§ TASK TO COMPLETE
Extract from the listing each line in which the word "cywilnej" appears.

§ EXTRACTED RECORDS
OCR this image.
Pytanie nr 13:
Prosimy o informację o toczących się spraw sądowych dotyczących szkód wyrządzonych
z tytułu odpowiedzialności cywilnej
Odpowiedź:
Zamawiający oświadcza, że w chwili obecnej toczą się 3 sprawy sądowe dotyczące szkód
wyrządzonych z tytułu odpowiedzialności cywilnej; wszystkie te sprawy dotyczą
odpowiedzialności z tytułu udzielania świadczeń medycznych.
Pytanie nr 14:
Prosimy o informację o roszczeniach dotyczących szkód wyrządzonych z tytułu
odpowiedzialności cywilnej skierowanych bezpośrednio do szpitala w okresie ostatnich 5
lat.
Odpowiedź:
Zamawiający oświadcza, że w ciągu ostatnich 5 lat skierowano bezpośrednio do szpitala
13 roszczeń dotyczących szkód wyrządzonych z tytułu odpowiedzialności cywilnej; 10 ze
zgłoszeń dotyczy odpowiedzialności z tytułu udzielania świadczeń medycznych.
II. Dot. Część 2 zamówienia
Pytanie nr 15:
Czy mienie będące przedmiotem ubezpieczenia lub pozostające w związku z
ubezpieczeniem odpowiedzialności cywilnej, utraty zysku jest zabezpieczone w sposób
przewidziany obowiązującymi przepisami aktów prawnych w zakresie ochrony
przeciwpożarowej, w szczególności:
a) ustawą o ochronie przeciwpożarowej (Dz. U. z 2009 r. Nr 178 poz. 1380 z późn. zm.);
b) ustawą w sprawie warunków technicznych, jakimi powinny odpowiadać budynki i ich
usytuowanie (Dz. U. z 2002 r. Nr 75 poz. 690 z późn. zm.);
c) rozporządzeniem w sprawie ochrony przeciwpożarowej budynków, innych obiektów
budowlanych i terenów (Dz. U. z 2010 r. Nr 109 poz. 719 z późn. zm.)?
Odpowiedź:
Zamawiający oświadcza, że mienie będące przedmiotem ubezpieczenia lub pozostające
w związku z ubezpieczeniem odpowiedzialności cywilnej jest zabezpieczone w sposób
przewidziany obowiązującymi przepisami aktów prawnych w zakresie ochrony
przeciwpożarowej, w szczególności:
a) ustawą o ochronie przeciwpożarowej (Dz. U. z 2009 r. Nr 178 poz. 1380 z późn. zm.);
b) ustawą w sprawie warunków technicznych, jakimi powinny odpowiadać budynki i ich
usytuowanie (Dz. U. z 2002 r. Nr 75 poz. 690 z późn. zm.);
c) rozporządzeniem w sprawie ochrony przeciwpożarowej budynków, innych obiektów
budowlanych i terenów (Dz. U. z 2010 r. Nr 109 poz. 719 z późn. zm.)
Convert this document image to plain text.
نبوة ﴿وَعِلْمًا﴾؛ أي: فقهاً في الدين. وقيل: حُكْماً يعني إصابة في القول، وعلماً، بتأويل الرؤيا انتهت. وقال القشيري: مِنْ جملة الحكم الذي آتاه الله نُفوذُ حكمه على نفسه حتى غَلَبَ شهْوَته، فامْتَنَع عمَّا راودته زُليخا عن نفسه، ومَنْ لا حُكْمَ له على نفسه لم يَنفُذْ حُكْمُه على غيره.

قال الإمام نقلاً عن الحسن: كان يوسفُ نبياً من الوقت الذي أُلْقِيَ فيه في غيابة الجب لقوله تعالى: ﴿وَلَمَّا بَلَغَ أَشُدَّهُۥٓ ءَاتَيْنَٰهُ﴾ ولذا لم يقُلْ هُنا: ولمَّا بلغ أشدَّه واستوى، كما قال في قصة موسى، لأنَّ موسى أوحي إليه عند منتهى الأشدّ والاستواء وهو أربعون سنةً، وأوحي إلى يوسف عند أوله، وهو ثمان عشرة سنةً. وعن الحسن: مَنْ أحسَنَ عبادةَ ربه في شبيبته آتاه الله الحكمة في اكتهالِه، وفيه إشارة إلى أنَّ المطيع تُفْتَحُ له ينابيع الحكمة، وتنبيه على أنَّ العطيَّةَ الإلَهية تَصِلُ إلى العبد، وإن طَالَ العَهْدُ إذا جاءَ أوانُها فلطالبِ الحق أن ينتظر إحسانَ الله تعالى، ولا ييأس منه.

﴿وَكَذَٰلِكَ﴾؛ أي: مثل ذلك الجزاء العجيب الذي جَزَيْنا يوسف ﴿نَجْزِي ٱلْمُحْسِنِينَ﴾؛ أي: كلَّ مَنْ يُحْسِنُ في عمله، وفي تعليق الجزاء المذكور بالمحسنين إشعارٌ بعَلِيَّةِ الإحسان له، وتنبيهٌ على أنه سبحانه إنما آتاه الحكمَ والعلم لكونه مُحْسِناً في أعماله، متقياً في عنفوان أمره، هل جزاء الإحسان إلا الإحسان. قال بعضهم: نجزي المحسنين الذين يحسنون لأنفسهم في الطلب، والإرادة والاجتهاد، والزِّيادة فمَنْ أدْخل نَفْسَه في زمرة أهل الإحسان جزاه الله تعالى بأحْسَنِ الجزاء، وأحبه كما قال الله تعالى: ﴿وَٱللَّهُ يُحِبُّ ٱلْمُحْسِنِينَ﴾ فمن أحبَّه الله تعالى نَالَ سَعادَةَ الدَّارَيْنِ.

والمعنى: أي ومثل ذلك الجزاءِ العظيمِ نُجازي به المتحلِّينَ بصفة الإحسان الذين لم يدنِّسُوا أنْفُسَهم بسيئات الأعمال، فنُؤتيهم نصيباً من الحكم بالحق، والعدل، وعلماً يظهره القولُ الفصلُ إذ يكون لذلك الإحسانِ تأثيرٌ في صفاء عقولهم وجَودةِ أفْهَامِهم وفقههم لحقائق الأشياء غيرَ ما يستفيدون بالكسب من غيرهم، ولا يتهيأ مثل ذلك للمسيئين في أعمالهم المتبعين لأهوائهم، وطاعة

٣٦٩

§ FINISHED ANSWER
z tytułu odpowiedzialności cywilnej
wyrządzonych z tytułu odpowiedzialności cywilnej; wszystkie te sprawy dotyczą
odpowiedzialności cywilnej skierowanych bezpośrednio do szpitala w okresie ostatnich 5
13 roszczeń dotyczących szkód wyrządzonych z tytułu odpowiedzialności cywilnej; 10 ze
ubezpieczeniem odpowiedzialności cywilnej, utraty zysku jest zabezpieczone w sposób
w związku z ubezpieczeniem odpowiedzialności cywilnej jest zabezpieczone w sposób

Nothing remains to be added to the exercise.